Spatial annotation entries
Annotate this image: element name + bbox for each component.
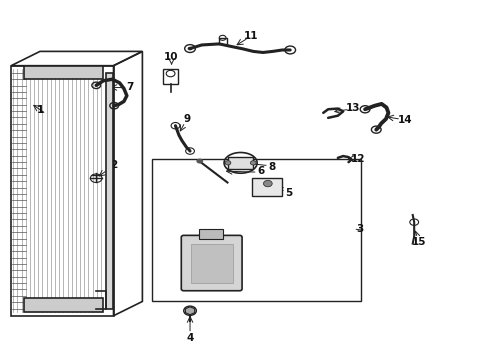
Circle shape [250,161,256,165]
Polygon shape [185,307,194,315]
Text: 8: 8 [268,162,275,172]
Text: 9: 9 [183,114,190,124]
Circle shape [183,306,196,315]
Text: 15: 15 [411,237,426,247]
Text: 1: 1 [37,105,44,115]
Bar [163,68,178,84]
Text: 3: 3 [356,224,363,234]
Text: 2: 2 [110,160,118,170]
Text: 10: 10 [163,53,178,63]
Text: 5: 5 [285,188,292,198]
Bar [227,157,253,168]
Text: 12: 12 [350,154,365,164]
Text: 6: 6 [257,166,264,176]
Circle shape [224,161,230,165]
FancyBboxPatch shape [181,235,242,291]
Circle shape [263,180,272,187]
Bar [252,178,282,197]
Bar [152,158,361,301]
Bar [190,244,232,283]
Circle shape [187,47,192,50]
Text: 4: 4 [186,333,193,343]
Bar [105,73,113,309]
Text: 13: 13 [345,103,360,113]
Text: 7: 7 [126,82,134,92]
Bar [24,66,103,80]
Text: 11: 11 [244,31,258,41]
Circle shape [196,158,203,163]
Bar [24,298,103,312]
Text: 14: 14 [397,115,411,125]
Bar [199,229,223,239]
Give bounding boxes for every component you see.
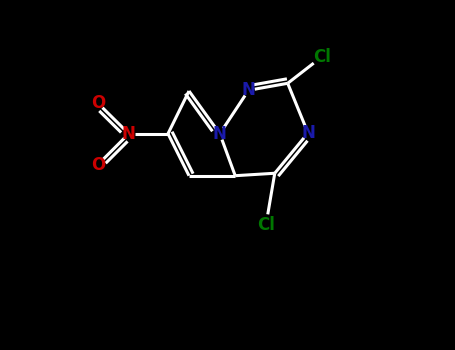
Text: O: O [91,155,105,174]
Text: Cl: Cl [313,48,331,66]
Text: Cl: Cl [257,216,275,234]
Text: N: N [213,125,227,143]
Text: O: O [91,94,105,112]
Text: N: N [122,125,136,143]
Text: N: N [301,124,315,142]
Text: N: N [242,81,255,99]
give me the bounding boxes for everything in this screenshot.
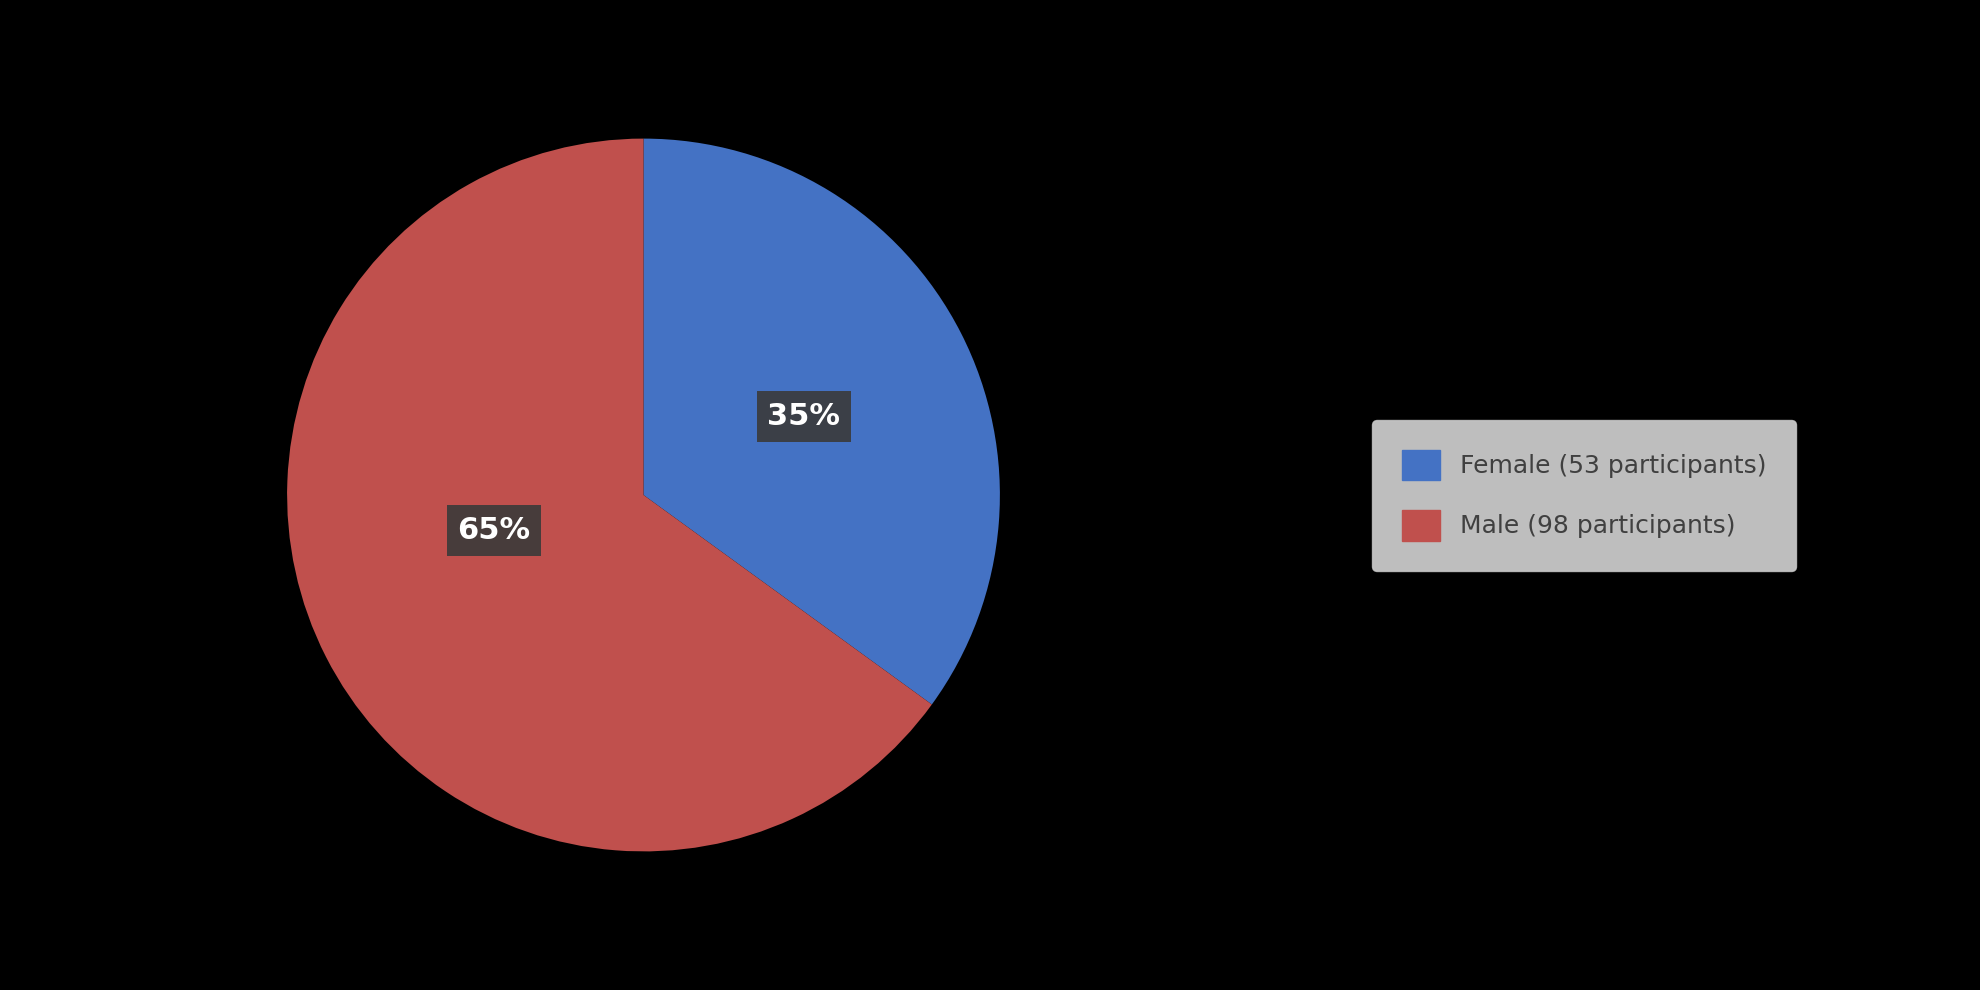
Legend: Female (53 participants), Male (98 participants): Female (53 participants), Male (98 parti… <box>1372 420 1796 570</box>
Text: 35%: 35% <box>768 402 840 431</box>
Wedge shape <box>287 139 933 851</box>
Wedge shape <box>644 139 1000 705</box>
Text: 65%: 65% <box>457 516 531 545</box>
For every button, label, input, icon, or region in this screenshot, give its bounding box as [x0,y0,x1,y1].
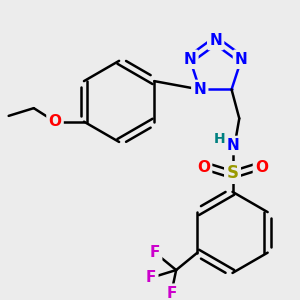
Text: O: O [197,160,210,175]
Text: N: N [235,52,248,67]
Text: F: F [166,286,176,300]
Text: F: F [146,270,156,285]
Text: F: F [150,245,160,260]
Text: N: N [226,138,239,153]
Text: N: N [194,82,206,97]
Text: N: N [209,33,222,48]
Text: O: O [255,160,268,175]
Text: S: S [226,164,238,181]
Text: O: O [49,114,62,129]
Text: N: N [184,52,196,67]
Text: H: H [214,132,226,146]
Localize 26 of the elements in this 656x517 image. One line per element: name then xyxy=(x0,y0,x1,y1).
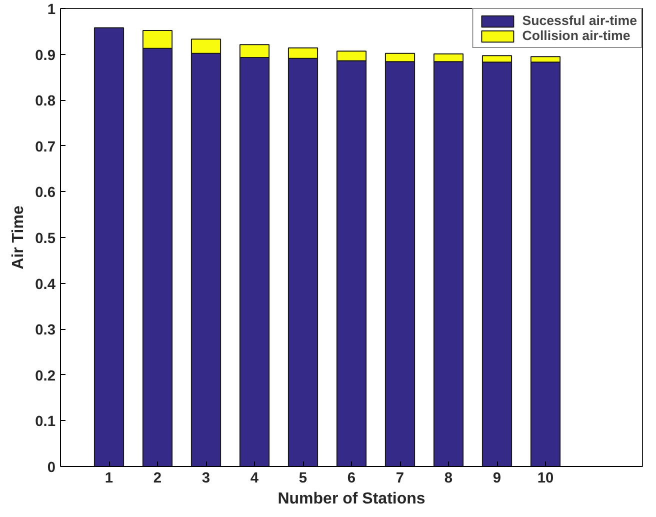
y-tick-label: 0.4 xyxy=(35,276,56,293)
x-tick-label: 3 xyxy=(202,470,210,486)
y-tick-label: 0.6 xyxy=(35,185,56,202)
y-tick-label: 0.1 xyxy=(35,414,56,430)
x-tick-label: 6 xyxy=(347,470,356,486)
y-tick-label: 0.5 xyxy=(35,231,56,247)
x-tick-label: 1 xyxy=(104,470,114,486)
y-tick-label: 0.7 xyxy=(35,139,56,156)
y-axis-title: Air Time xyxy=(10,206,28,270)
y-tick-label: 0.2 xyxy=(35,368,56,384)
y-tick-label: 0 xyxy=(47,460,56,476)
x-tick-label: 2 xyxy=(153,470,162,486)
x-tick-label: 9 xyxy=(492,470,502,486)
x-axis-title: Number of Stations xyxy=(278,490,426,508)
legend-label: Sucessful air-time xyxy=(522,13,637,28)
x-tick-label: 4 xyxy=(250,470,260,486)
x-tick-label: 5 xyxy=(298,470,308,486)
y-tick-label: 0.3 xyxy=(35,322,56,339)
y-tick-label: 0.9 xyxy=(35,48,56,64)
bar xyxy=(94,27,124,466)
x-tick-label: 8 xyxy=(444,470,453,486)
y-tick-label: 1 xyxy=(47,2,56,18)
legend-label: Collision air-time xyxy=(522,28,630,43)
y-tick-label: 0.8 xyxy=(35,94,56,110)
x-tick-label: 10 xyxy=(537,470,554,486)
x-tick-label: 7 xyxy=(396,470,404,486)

Task description — Rewrite the material from the line containing "y-tick-label: 0.4 xyxy=(35,276,56,293)" through the line containing "x-axis-title: Number of", substituting "Airtime" for "Air Time" and leaving everything else unchanged. Return only those lines.

Answer to this problem —
y-tick-label: 0.4 xyxy=(35,276,56,293)
x-tick-label: 3 xyxy=(202,470,210,486)
y-tick-label: 0.6 xyxy=(35,185,56,202)
y-tick-label: 0.1 xyxy=(35,414,56,430)
x-tick-label: 6 xyxy=(347,470,356,486)
y-tick-label: 0.5 xyxy=(35,231,56,247)
x-tick-label: 1 xyxy=(104,470,114,486)
y-tick-label: 0.7 xyxy=(35,139,56,156)
y-axis-title: Airtime xyxy=(10,206,28,270)
y-tick-label: 0.2 xyxy=(35,368,56,384)
y-tick-label: 0 xyxy=(47,460,56,476)
x-tick-label: 2 xyxy=(153,470,162,486)
x-tick-label: 9 xyxy=(492,470,502,486)
x-axis-title: Number of Stations xyxy=(278,490,426,508)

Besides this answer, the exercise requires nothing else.